YOUR TASK: Check every line below for the word "live" and give only the number of lines where it appears.

(Collected data entries)
......

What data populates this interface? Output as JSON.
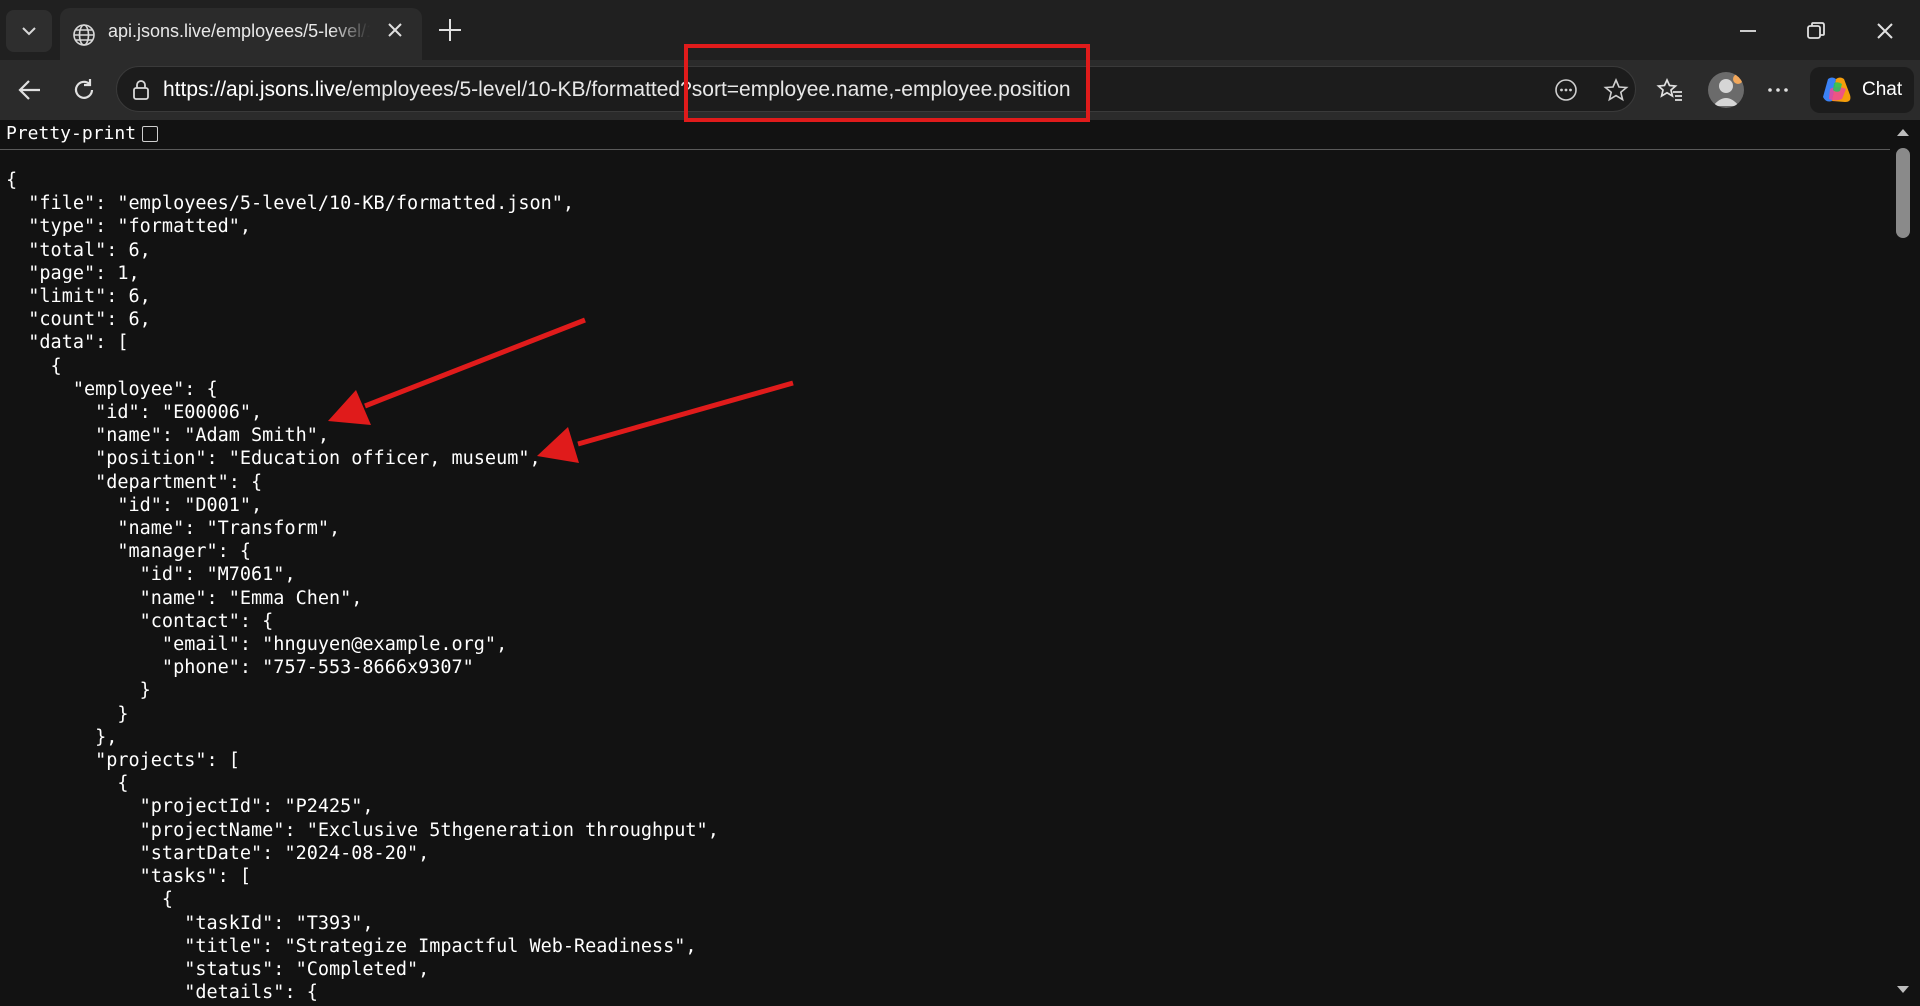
{
  "tab": {
    "title": "api.jsons.live/employees/5-level/10-KB/formatted.json?sort=employee.name,-employee.position",
    "favicon": "globe-icon"
  },
  "address": {
    "url_host": "https://api.jsons.live",
    "url_path": "/employees/5-level/10-KB/formatted",
    "url_query": "?sort=employee.name,-employee.position"
  },
  "toolbar": {
    "chat_label": "Chat"
  },
  "viewer": {
    "pretty_print_label": "Pretty-print",
    "pretty_print_checked": false,
    "json_text": "{\n  \"file\": \"employees/5-level/10-KB/formatted.json\",\n  \"type\": \"formatted\",\n  \"total\": 6,\n  \"page\": 1,\n  \"limit\": 6,\n  \"count\": 6,\n  \"data\": [\n    {\n      \"employee\": {\n        \"id\": \"E00006\",\n        \"name\": \"Adam Smith\",\n        \"position\": \"Education officer, museum\",\n        \"department\": {\n          \"id\": \"D001\",\n          \"name\": \"Transform\",\n          \"manager\": {\n            \"id\": \"M7061\",\n            \"name\": \"Emma Chen\",\n            \"contact\": {\n              \"email\": \"hnguyen@example.org\",\n              \"phone\": \"757-553-8666x9307\"\n            }\n          }\n        },\n        \"projects\": [\n          {\n            \"projectId\": \"P2425\",\n            \"projectName\": \"Exclusive 5thgeneration throughput\",\n            \"startDate\": \"2024-08-20\",\n            \"tasks\": [\n              {\n                \"taskId\": \"T393\",\n                \"title\": \"Strategize Impactful Web-Readiness\",\n                \"status\": \"Completed\",\n                \"details\": {"
  },
  "colors": {
    "annotation_red": "#e01b1b",
    "page_background": "#121212",
    "toolbar_background": "#2b2b2b"
  }
}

......

OUTPUT FOR THIS TASK: 2